• [Problem description]
Restate the full set of records exactly, without adding or dropping a word.

---+---

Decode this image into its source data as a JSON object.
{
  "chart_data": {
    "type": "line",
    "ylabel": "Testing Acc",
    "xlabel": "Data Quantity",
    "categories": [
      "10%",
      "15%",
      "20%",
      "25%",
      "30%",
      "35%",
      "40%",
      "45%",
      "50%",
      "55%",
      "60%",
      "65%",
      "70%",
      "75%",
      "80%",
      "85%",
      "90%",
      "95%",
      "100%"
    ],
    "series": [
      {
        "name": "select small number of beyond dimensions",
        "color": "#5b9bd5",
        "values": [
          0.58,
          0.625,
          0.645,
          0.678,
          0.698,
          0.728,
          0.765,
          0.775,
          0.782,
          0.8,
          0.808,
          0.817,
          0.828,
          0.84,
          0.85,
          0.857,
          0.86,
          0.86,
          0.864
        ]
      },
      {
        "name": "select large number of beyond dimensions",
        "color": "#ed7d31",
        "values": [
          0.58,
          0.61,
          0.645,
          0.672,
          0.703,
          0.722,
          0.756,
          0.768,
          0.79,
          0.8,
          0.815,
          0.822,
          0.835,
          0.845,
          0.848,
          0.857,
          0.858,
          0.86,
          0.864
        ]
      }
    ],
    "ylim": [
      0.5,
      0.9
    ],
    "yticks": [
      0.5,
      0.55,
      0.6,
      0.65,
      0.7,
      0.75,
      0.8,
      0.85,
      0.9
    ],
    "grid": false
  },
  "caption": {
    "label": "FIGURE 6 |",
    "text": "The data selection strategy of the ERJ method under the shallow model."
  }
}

---+---

• [Result of this task]
Decode this image into its source data as a JSON object.
{
  "chart_data": {
    "type": "line",
    "ylabel": "Testing Acc",
    "xlabel": "Data Quantity",
    "categories": [
      "10%",
      "15%",
      "20%",
      "25%",
      "30%",
      "35%",
      "40%",
      "45%",
      "50%",
      "55%",
      "60%",
      "65%",
      "70%",
      "75%",
      "80%",
      "85%",
      "90%",
      "95%",
      "100%"
    ],
    "series": [
      {
        "name": "select small number of beyond dimensions",
        "color": "#5b9bd5",
        "values": [
          0.58,
          0.625,
          0.645,
          0.678,
          0.698,
          0.728,
          0.765,
          0.775,
          0.782,
          0.8,
          0.808,
          0.817,
          0.828,
          0.84,
          0.85,
          0.857,
          0.86,
          0.86,
          0.864
        ]
      },
      {
        "name": "select large number of beyond dimensions",
        "color": "#ed7d31",
        "values": [
          0.58,
          0.61,
          0.645,
          0.672,
          0.703,
          0.722,
          0.756,
          0.768,
          0.79,
          0.8,
          0.815,
          0.822,
          0.835,
          0.845,
          0.848,
          0.857,
          0.858,
          0.86,
          0.864
        ]
      }
    ],
    "ylim": [
      0.5,
      0.9
    ],
    "yticks": [
      0.5,
      0.55,
      0.6,
      0.65,
      0.7,
      0.75,
      0.8,
      0.85,
      0.9
    ],
    "grid": false
  },
  "caption": {
    "label": "FIGURE 6 |",
    "text": "The data selection strategy of the ERJ method under the shallow model."
  }
}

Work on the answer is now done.